**Stated exercise**:
Select, from the data, each line where "String" occurs.

**Given records**:

^^^^^^^^^^^^^^^^

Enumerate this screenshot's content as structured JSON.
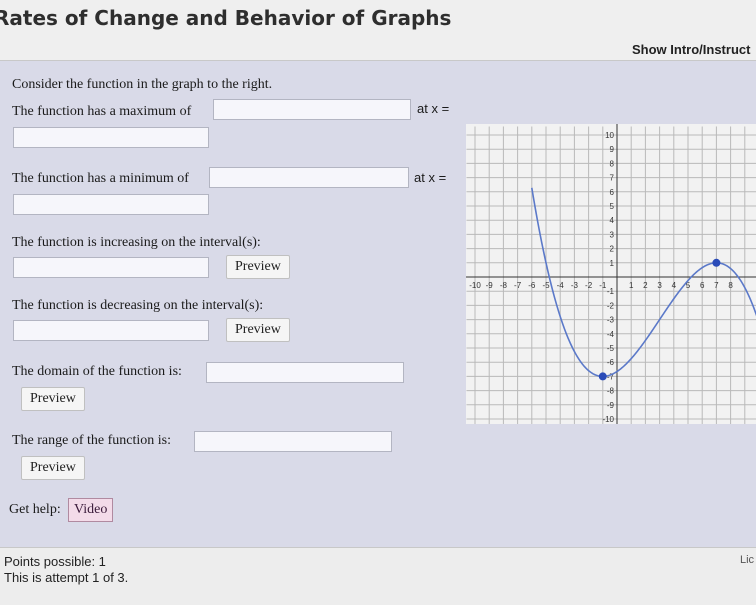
{
  "header": {
    "title": "Rates of Change and Behavior of Graphs",
    "intro_link": "Show Intro/Instruct"
  },
  "question": {
    "intro": "Consider the function in the graph to the right.",
    "max_label": "The function has a maximum of",
    "min_label": "The function has a minimum of",
    "at_x": "at x =",
    "increasing_label": "The function is increasing on the interval(s):",
    "decreasing_label": "The function is decreasing on the interval(s):",
    "domain_label": "The domain of the function is:",
    "range_label": "The range of the function is:",
    "preview": "Preview",
    "help_label": "Get help:",
    "video": "Video"
  },
  "footer": {
    "points": "Points possible: 1",
    "attempt": "This is attempt 1 of 3.",
    "license": "Lic"
  },
  "graph": {
    "x_ticks": [
      "-10",
      "-9",
      "-8",
      "-7",
      "-6",
      "-5",
      "-4",
      "-3",
      "-2",
      "-1",
      "1",
      "2",
      "3",
      "4",
      "5",
      "6",
      "7",
      "8"
    ],
    "y_ticks_pos": [
      "10",
      "9",
      "8",
      "7",
      "6",
      "5",
      "4",
      "3",
      "2",
      "1"
    ],
    "y_ticks_neg": [
      "-1",
      "-2",
      "-3",
      "-4",
      "-5",
      "-6",
      "-7",
      "-8",
      "-9",
      "-10"
    ],
    "curve_color": "#5b79c9",
    "point_color": "#2a4bb8",
    "min_point": {
      "x": -1,
      "y": -7
    },
    "max_point": {
      "x": 7,
      "y": 1
    }
  }
}
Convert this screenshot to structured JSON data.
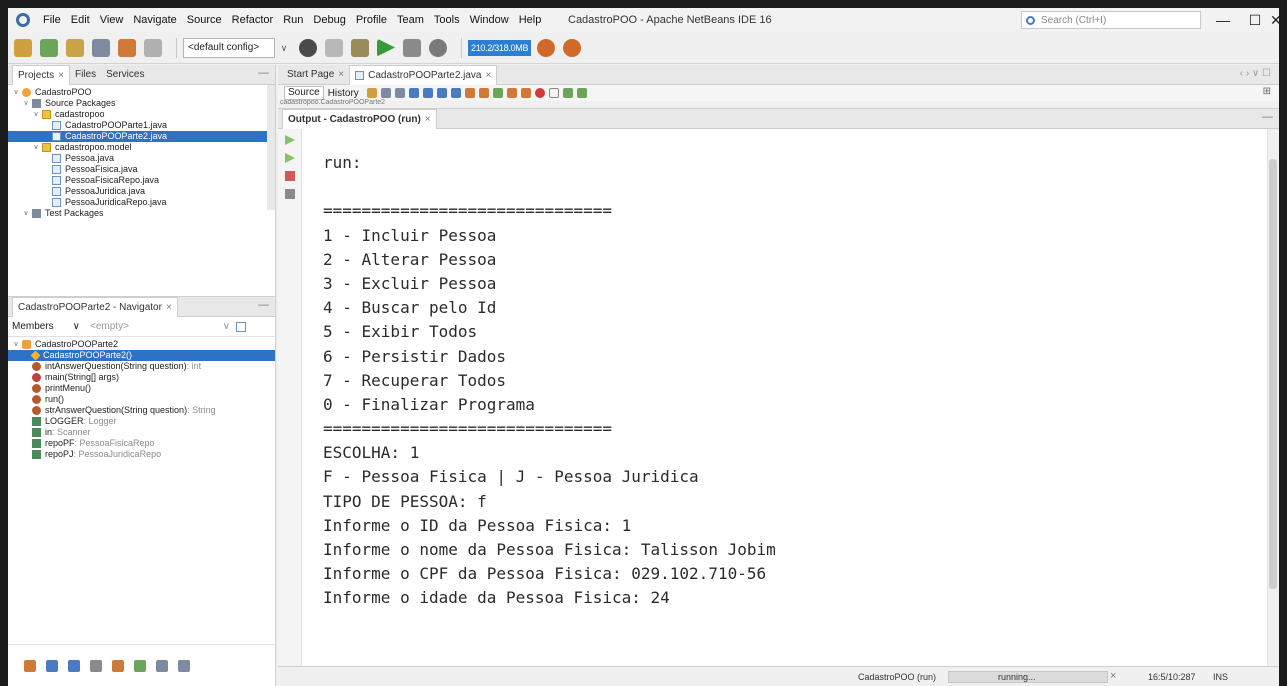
{
  "window": {
    "title": "CadastroPOO - Apache NetBeans IDE 16",
    "search_placeholder": "Search (Ctrl+I)",
    "buttons": [
      "—",
      "☐",
      "✕"
    ]
  },
  "menu": [
    "File",
    "Edit",
    "View",
    "Navigate",
    "Source",
    "Refactor",
    "Run",
    "Debug",
    "Profile",
    "Team",
    "Tools",
    "Window",
    "Help"
  ],
  "toolbar": {
    "config": "<default config>",
    "memory": "210.2/318.0MB"
  },
  "projects_panel": {
    "tabs": [
      "Projects",
      "Files",
      "Services"
    ],
    "tree": [
      {
        "label": "CadastroPOO",
        "indent": 0,
        "icon": "project-icon"
      },
      {
        "label": "Source Packages",
        "indent": 1,
        "icon": "source-packages-icon"
      },
      {
        "label": "cadastropoo",
        "indent": 2,
        "icon": "package-icon"
      },
      {
        "label": "CadastroPOOParte1.java",
        "indent": 3,
        "icon": "java-file-icon"
      },
      {
        "label": "CadastroPOOParte2.java",
        "indent": 3,
        "icon": "java-file-icon",
        "selected": true
      },
      {
        "label": "cadastropoo.model",
        "indent": 2,
        "icon": "package-icon"
      },
      {
        "label": "Pessoa.java",
        "indent": 3,
        "icon": "java-file-icon"
      },
      {
        "label": "PessoaFisica.java",
        "indent": 3,
        "icon": "java-file-icon"
      },
      {
        "label": "PessoaFisicaRepo.java",
        "indent": 3,
        "icon": "java-file-icon"
      },
      {
        "label": "PessoaJuridica.java",
        "indent": 3,
        "icon": "java-file-icon"
      },
      {
        "label": "PessoaJuridicaRepo.java",
        "indent": 3,
        "icon": "java-file-icon"
      },
      {
        "label": "Test Packages",
        "indent": 1,
        "icon": "test-packages-icon"
      }
    ]
  },
  "navigator_panel": {
    "title": "CadastroPOOParte2 - Navigator",
    "filter_label": "Members",
    "filter_value": "<empty>",
    "items": [
      {
        "label": "CadastroPOOParte2",
        "hint": "",
        "icon": "class-icon",
        "indent": 0
      },
      {
        "label": "CadastroPOOParte2()",
        "hint": "",
        "icon": "constructor-icon",
        "indent": 1,
        "selected": true
      },
      {
        "label": "intAnswerQuestion(String question)",
        "hint": " : int",
        "icon": "method-icon",
        "indent": 1
      },
      {
        "label": "main(String[] args)",
        "hint": "",
        "icon": "static-method-icon",
        "indent": 1
      },
      {
        "label": "printMenu()",
        "hint": "",
        "icon": "method-icon",
        "indent": 1
      },
      {
        "label": "run()",
        "hint": "",
        "icon": "method-icon",
        "indent": 1
      },
      {
        "label": "strAnswerQuestion(String question)",
        "hint": " : String",
        "icon": "method-icon",
        "indent": 1
      },
      {
        "label": "LOGGER",
        "hint": " : Logger",
        "icon": "field-icon",
        "indent": 1
      },
      {
        "label": "in",
        "hint": " : Scanner",
        "icon": "field-icon",
        "indent": 1
      },
      {
        "label": "repoPF",
        "hint": " : PessoaFisicaRepo",
        "icon": "field-icon",
        "indent": 1
      },
      {
        "label": "repoPJ",
        "hint": " : PessoaJuridicaRepo",
        "icon": "field-icon",
        "indent": 1
      }
    ]
  },
  "editor": {
    "tabs": [
      "Start Page",
      "CadastroPOOParte2.java"
    ],
    "source_tab": "Source",
    "history_tab": "History",
    "breadcrumb": "cadastropoo.CadastroPOOParte2"
  },
  "output": {
    "tab": "Output - CadastroPOO (run)",
    "lines": [
      "run:",
      "",
      "==============================",
      "1 - Incluir Pessoa",
      "2 - Alterar Pessoa",
      "3 - Excluir Pessoa",
      "4 - Buscar pelo Id",
      "5 - Exibir Todos",
      "6 - Persistir Dados",
      "7 - Recuperar Todos",
      "0 - Finalizar Programa",
      "==============================",
      "ESCOLHA: 1",
      "F - Pessoa Fisica | J - Pessoa Juridica",
      "TIPO DE PESSOA: f",
      "Informe o ID da Pessoa Fisica: 1",
      "Informe o nome da Pessoa Fisica: Talisson Jobim",
      "Informe o CPF da Pessoa Fisica: 029.102.710-56",
      "Informe o idade da Pessoa Fisica: 24",
      "",
      "",
      "==============================",
      "1 - Incluir Pessoa"
    ]
  },
  "status": {
    "task": "CadastroPOO (run)",
    "progress_label": "running...",
    "position": "16:5/10:287",
    "mode": "INS"
  }
}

^^^^^^^^^^^^^^^^

**Reply to the exercise**:
        "label": "intAnswerQuestion(String question)",
        "label": "main(String[] args)",
        "label": "strAnswerQuestion(String question)",
        "hint": " : String",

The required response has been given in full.